• _PROBLEM_:
Transcribe the entries exactly; images are not part of the copy.

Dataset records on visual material

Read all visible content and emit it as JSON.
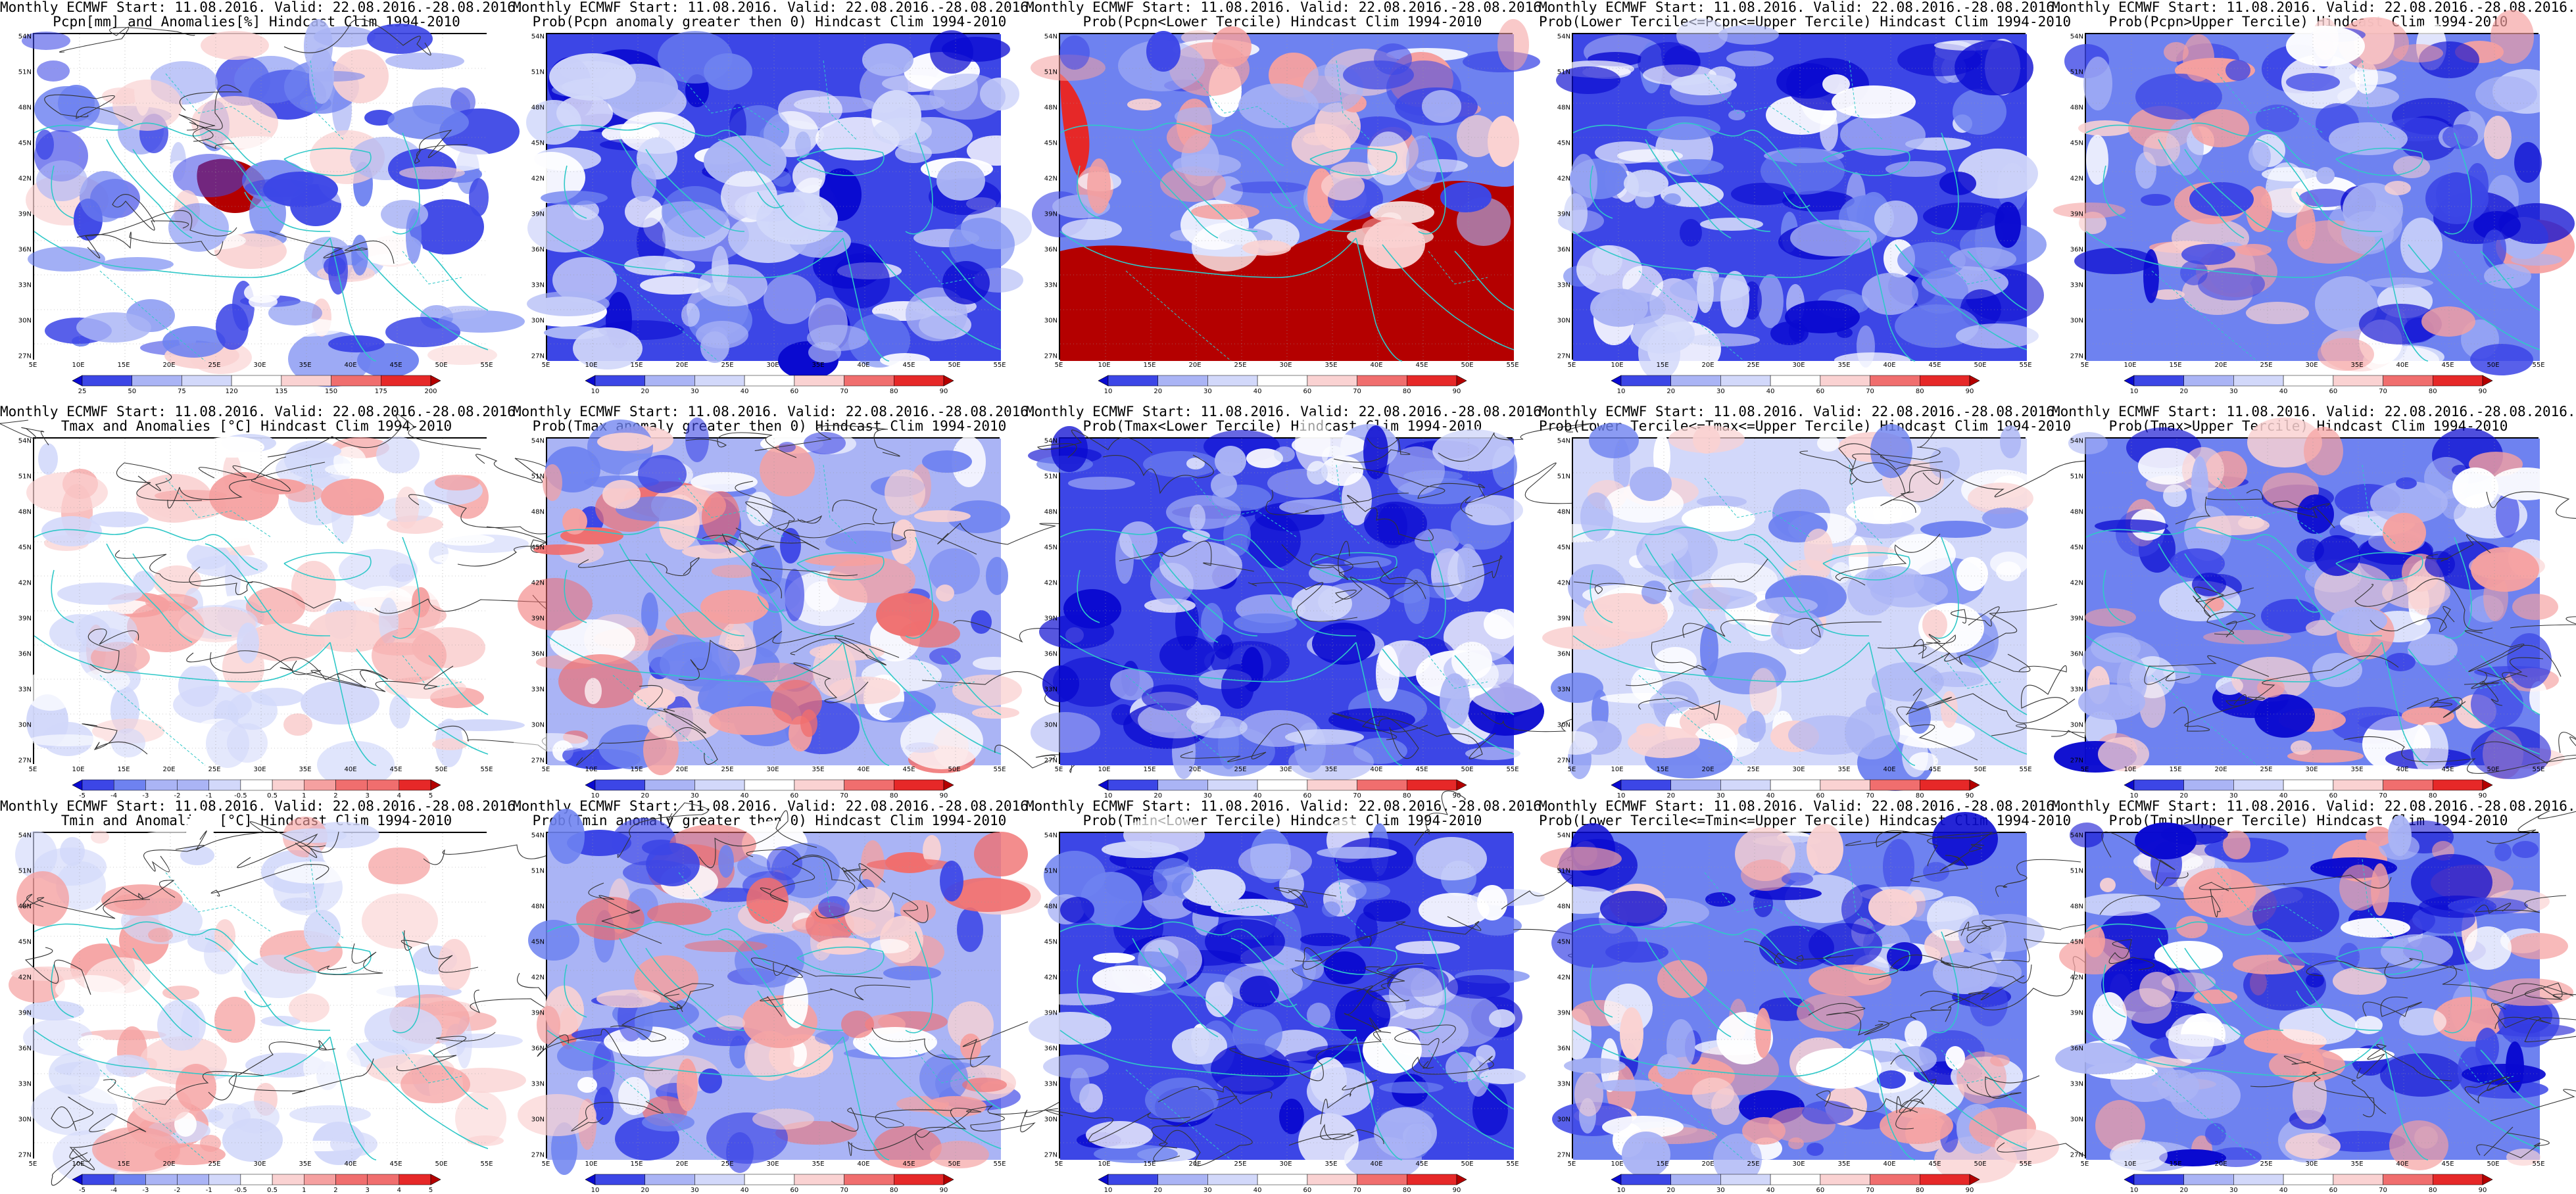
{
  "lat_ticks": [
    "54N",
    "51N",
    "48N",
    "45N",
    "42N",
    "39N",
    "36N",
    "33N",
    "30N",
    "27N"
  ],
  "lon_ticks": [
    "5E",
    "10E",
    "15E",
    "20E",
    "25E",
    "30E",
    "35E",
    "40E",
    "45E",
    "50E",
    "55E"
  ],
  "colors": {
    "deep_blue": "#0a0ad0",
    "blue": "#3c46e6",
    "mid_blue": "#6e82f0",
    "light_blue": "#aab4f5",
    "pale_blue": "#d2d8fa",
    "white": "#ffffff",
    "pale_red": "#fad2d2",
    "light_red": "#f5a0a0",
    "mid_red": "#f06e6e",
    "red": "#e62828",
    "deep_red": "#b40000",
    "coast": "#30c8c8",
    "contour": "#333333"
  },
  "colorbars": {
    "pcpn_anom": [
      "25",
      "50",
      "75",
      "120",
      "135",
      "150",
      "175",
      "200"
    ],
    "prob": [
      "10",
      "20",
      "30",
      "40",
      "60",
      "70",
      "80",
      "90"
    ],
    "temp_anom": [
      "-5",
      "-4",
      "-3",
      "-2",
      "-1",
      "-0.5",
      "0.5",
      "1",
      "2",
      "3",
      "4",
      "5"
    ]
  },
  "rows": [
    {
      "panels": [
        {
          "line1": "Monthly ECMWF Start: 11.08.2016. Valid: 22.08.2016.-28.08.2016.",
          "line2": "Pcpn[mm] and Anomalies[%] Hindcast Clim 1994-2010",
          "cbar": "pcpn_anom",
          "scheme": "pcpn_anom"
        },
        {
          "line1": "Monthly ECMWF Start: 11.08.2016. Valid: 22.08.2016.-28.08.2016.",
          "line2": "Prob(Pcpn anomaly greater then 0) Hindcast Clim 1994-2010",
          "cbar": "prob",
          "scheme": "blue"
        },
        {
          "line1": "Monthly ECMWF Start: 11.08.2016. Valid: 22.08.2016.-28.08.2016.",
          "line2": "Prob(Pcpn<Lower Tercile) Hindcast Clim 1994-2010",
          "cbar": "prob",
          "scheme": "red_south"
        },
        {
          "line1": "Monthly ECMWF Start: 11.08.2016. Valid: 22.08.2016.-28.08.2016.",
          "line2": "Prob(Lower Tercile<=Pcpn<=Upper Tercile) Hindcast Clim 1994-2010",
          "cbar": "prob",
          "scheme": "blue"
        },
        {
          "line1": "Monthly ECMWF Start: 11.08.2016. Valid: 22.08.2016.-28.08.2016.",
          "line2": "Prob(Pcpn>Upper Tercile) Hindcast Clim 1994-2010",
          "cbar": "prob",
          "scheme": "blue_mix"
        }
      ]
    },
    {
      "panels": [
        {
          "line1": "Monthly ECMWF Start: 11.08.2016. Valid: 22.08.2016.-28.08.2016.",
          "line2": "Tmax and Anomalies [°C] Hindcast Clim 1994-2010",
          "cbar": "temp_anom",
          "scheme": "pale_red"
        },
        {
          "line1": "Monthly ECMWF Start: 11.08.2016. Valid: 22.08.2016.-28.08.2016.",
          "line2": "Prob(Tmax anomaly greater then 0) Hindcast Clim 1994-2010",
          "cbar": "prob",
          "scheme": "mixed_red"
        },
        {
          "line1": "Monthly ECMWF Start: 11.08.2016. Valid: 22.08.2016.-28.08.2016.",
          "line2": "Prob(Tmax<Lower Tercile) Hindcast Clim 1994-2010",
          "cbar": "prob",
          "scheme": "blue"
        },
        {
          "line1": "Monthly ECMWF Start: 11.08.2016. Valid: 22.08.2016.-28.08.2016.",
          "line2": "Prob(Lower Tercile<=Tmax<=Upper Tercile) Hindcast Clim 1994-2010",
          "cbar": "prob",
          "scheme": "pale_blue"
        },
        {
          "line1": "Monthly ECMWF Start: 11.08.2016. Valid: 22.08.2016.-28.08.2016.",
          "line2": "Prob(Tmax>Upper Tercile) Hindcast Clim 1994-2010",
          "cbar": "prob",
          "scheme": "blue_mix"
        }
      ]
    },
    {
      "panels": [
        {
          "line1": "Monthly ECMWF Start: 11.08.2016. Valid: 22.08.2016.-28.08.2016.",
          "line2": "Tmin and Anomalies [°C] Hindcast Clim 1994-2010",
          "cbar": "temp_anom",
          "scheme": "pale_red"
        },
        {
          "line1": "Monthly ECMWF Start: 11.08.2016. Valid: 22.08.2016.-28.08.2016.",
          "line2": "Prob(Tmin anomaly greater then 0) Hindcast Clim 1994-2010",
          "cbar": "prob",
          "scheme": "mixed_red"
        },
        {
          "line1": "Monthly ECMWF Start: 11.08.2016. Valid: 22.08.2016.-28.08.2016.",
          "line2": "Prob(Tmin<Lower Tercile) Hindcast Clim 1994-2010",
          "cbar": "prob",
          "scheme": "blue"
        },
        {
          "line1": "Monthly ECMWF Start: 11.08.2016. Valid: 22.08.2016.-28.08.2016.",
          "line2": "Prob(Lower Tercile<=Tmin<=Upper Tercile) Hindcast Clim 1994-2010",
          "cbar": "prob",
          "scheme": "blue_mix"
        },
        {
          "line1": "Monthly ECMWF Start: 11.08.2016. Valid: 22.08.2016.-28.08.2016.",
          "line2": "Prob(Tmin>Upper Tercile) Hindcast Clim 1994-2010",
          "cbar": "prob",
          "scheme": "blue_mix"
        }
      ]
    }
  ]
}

• _RESPONSE_:
Read all visible content and emit it as JSON.
{
  "lat_ticks": [
    "54N",
    "51N",
    "48N",
    "45N",
    "42N",
    "39N",
    "36N",
    "33N",
    "30N",
    "27N"
  ],
  "lon_ticks": [
    "5E",
    "10E",
    "15E",
    "20E",
    "25E",
    "30E",
    "35E",
    "40E",
    "45E",
    "50E",
    "55E"
  ],
  "colors": {
    "deep_blue": "#0a0ad0",
    "blue": "#3c46e6",
    "mid_blue": "#6e82f0",
    "light_blue": "#aab4f5",
    "pale_blue": "#d2d8fa",
    "white": "#ffffff",
    "pale_red": "#fad2d2",
    "light_red": "#f5a0a0",
    "mid_red": "#f06e6e",
    "red": "#e62828",
    "deep_red": "#b40000",
    "coast": "#30c8c8",
    "contour": "#333333"
  },
  "colorbars": {
    "pcpn_anom": [
      "25",
      "50",
      "75",
      "120",
      "135",
      "150",
      "175",
      "200"
    ],
    "prob": [
      "10",
      "20",
      "30",
      "40",
      "60",
      "70",
      "80",
      "90"
    ],
    "temp_anom": [
      "-5",
      "-4",
      "-3",
      "-2",
      "-1",
      "-0.5",
      "0.5",
      "1",
      "2",
      "3",
      "4",
      "5"
    ]
  },
  "rows": [
    {
      "panels": [
        {
          "line1": "Monthly ECMWF Start: 11.08.2016. Valid: 22.08.2016.-28.08.2016.",
          "line2": "Pcpn[mm] and Anomalies[%] Hindcast Clim 1994-2010",
          "cbar": "pcpn_anom",
          "scheme": "pcpn_anom"
        },
        {
          "line1": "Monthly ECMWF Start: 11.08.2016. Valid: 22.08.2016.-28.08.2016.",
          "line2": "Prob(Pcpn anomaly greater then 0) Hindcast Clim 1994-2010",
          "cbar": "prob",
          "scheme": "blue"
        },
        {
          "line1": "Monthly ECMWF Start: 11.08.2016. Valid: 22.08.2016.-28.08.2016.",
          "line2": "Prob(Pcpn<Lower Tercile) Hindcast Clim 1994-2010",
          "cbar": "prob",
          "scheme": "red_south"
        },
        {
          "line1": "Monthly ECMWF Start: 11.08.2016. Valid: 22.08.2016.-28.08.2016.",
          "line2": "Prob(Lower Tercile<=Pcpn<=Upper Tercile) Hindcast Clim 1994-2010",
          "cbar": "prob",
          "scheme": "blue"
        },
        {
          "line1": "Monthly ECMWF Start: 11.08.2016. Valid: 22.08.2016.-28.08.2016.",
          "line2": "Prob(Pcpn>Upper Tercile) Hindcast Clim 1994-2010",
          "cbar": "prob",
          "scheme": "blue_mix"
        }
      ]
    },
    {
      "panels": [
        {
          "line1": "Monthly ECMWF Start: 11.08.2016. Valid: 22.08.2016.-28.08.2016.",
          "line2": "Tmax and Anomalies [°C] Hindcast Clim 1994-2010",
          "cbar": "temp_anom",
          "scheme": "pale_red"
        },
        {
          "line1": "Monthly ECMWF Start: 11.08.2016. Valid: 22.08.2016.-28.08.2016.",
          "line2": "Prob(Tmax anomaly greater then 0) Hindcast Clim 1994-2010",
          "cbar": "prob",
          "scheme": "mixed_red"
        },
        {
          "line1": "Monthly ECMWF Start: 11.08.2016. Valid: 22.08.2016.-28.08.2016.",
          "line2": "Prob(Tmax<Lower Tercile) Hindcast Clim 1994-2010",
          "cbar": "prob",
          "scheme": "blue"
        },
        {
          "line1": "Monthly ECMWF Start: 11.08.2016. Valid: 22.08.2016.-28.08.2016.",
          "line2": "Prob(Lower Tercile<=Tmax<=Upper Tercile) Hindcast Clim 1994-2010",
          "cbar": "prob",
          "scheme": "pale_blue"
        },
        {
          "line1": "Monthly ECMWF Start: 11.08.2016. Valid: 22.08.2016.-28.08.2016.",
          "line2": "Prob(Tmax>Upper Tercile) Hindcast Clim 1994-2010",
          "cbar": "prob",
          "scheme": "blue_mix"
        }
      ]
    },
    {
      "panels": [
        {
          "line1": "Monthly ECMWF Start: 11.08.2016. Valid: 22.08.2016.-28.08.2016.",
          "line2": "Tmin and Anomalies [°C] Hindcast Clim 1994-2010",
          "cbar": "temp_anom",
          "scheme": "pale_red"
        },
        {
          "line1": "Monthly ECMWF Start: 11.08.2016. Valid: 22.08.2016.-28.08.2016.",
          "line2": "Prob(Tmin anomaly greater then 0) Hindcast Clim 1994-2010",
          "cbar": "prob",
          "scheme": "mixed_red"
        },
        {
          "line1": "Monthly ECMWF Start: 11.08.2016. Valid: 22.08.2016.-28.08.2016.",
          "line2": "Prob(Tmin<Lower Tercile) Hindcast Clim 1994-2010",
          "cbar": "prob",
          "scheme": "blue"
        },
        {
          "line1": "Monthly ECMWF Start: 11.08.2016. Valid: 22.08.2016.-28.08.2016.",
          "line2": "Prob(Lower Tercile<=Tmin<=Upper Tercile) Hindcast Clim 1994-2010",
          "cbar": "prob",
          "scheme": "blue_mix"
        },
        {
          "line1": "Monthly ECMWF Start: 11.08.2016. Valid: 22.08.2016.-28.08.2016.",
          "line2": "Prob(Tmin>Upper Tercile) Hindcast Clim 1994-2010",
          "cbar": "prob",
          "scheme": "blue_mix"
        }
      ]
    }
  ]
}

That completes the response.